*Records provided*
──────
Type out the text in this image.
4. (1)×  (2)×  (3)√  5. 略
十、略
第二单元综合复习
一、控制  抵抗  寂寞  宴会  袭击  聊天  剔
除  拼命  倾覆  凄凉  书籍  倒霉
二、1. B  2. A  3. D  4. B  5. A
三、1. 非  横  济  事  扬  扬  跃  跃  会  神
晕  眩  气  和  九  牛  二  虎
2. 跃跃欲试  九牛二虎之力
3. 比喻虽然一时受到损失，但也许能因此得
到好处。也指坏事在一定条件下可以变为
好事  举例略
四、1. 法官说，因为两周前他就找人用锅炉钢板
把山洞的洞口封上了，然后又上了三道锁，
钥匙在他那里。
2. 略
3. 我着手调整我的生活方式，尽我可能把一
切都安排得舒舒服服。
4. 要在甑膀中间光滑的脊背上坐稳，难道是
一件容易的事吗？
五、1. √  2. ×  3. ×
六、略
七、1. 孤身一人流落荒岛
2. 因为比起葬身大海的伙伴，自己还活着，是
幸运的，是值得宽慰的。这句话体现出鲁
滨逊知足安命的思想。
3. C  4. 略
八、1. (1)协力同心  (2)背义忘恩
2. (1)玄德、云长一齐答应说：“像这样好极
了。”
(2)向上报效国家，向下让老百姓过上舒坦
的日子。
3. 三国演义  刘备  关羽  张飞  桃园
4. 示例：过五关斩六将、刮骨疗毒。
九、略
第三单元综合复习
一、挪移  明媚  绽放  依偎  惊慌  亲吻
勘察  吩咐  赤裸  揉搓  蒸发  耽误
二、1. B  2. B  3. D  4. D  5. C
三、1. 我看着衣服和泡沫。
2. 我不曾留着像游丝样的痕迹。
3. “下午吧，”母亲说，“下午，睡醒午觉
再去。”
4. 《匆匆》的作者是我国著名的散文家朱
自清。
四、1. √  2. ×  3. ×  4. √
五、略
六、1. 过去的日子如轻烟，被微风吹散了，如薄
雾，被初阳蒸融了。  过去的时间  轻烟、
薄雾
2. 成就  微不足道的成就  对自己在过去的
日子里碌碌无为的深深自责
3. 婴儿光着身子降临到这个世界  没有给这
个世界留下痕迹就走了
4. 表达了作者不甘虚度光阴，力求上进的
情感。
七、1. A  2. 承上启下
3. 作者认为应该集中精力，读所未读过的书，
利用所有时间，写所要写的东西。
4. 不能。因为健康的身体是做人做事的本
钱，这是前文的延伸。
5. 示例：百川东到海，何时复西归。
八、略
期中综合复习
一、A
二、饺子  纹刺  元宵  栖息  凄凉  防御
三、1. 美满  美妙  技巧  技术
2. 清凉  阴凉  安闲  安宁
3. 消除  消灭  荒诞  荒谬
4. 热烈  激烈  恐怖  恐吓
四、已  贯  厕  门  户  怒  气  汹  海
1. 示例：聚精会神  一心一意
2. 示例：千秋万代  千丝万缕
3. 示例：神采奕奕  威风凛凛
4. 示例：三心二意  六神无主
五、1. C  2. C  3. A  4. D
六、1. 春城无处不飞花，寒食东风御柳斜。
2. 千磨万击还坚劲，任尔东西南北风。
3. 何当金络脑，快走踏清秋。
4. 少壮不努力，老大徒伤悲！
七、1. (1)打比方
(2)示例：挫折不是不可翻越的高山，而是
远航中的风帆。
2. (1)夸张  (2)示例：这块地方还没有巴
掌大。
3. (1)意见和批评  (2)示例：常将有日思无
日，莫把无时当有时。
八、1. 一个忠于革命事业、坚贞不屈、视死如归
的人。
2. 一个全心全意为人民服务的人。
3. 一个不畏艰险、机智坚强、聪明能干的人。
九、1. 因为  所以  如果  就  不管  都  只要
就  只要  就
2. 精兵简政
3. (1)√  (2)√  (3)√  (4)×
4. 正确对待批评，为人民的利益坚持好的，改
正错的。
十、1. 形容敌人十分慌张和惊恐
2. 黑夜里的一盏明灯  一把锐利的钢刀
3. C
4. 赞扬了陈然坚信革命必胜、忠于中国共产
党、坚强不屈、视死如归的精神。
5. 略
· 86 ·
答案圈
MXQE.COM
──────
*Task to carry out*
Output every record above exactly as it appears.

*Solution for this task*
Type out the text in this image.
4. (1)×  (2)×  (3)√  5. 略
十、略
第二单元综合复习
一、控制  抵抗  寂寞  宴会  袭击  聊天  剔
除  拼命  倾覆  凄凉  书籍  倒霉
二、1. B  2. A  3. D  4. B  5. A
三、1. 非  横  济  事  扬  扬  跃  跃  会  神
晕  眩  气  和  九  牛  二  虎
2. 跃跃欲试  九牛二虎之力
3. 比喻虽然一时受到损失，但也许能因此得
到好处。也指坏事在一定条件下可以变为
好事  举例略
四、1. 法官说，因为两周前他就找人用锅炉钢板
把山洞的洞口封上了，然后又上了三道锁，
钥匙在他那里。
2. 略
3. 我着手调整我的生活方式，尽我可能把一
切都安排得舒舒服服。
4. 要在甑膀中间光滑的脊背上坐稳，难道是
一件容易的事吗？
五、1. √  2. ×  3. ×
六、略
七、1. 孤身一人流落荒岛
2. 因为比起葬身大海的伙伴，自己还活着，是
幸运的，是值得宽慰的。这句话体现出鲁
滨逊知足安命的思想。
3. C  4. 略
八、1. (1)协力同心  (2)背义忘恩
2. (1)玄德、云长一齐答应说：“像这样好极
了。”
(2)向上报效国家，向下让老百姓过上舒坦
的日子。
3. 三国演义  刘备  关羽  张飞  桃园
4. 示例：过五关斩六将、刮骨疗毒。
九、略
第三单元综合复习
一、挪移  明媚  绽放  依偎  惊慌  亲吻
勘察  吩咐  赤裸  揉搓  蒸发  耽误
二、1. B  2. B  3. D  4. D  5. C
三、1. 我看着衣服和泡沫。
2. 我不曾留着像游丝样的痕迹。
3. “下午吧，”母亲说，“下午，睡醒午觉
再去。”
4. 《匆匆》的作者是我国著名的散文家朱
自清。
四、1. √  2. ×  3. ×  4. √
五、略
六、1. 过去的日子如轻烟，被微风吹散了，如薄
雾，被初阳蒸融了。  过去的时间  轻烟、
薄雾
2. 成就  微不足道的成就  对自己在过去的
日子里碌碌无为的深深自责
3. 婴儿光着身子降临到这个世界  没有给这
个世界留下痕迹就走了
4. 表达了作者不甘虚度光阴，力求上进的
情感。
七、1. A  2. 承上启下
3. 作者认为应该集中精力，读所未读过的书，
利用所有时间，写所要写的东西。
4. 不能。因为健康的身体是做人做事的本
钱，这是前文的延伸。
5. 示例：百川东到海，何时复西归。
八、略
期中综合复习
一、A
二、饺子  纹刺  元宵  栖息  凄凉  防御
三、1. 美满  美妙  技巧  技术
2. 清凉  阴凉  安闲  安宁
3. 消除  消灭  荒诞  荒谬
4. 热烈  激烈  恐怖  恐吓
四、已  贯  厕  门  户  怒  气  汹  海
1. 示例：聚精会神  一心一意
2. 示例：千秋万代  千丝万缕
3. 示例：神采奕奕  威风凛凛
4. 示例：三心二意  六神无主
五、1. C  2. C  3. A  4. D
六、1. 春城无处不飞花，寒食东风御柳斜。
2. 千磨万击还坚劲，任尔东西南北风。
3. 何当金络脑，快走踏清秋。
4. 少壮不努力，老大徒伤悲！
七、1. (1)打比方
(2)示例：挫折不是不可翻越的高山，而是
远航中的风帆。
2. (1)夸张  (2)示例：这块地方还没有巴
掌大。
3. (1)意见和批评  (2)示例：常将有日思无
日，莫把无时当有时。
八、1. 一个忠于革命事业、坚贞不屈、视死如归
的人。
2. 一个全心全意为人民服务的人。
3. 一个不畏艰险、机智坚强、聪明能干的人。
九、1. 因为  所以  如果  就  不管  都  只要
就  只要  就
2. 精兵简政
3. (1)√  (2)√  (3)√  (4)×
4. 正确对待批评，为人民的利益坚持好的，改
正错的。
十、1. 形容敌人十分慌张和惊恐
2. 黑夜里的一盏明灯  一把锐利的钢刀
3. C
4. 赞扬了陈然坚信革命必胜、忠于中国共产
党、坚强不屈、视死如归的精神。
5. 略
· 86 ·
答案圈
MXQE.COM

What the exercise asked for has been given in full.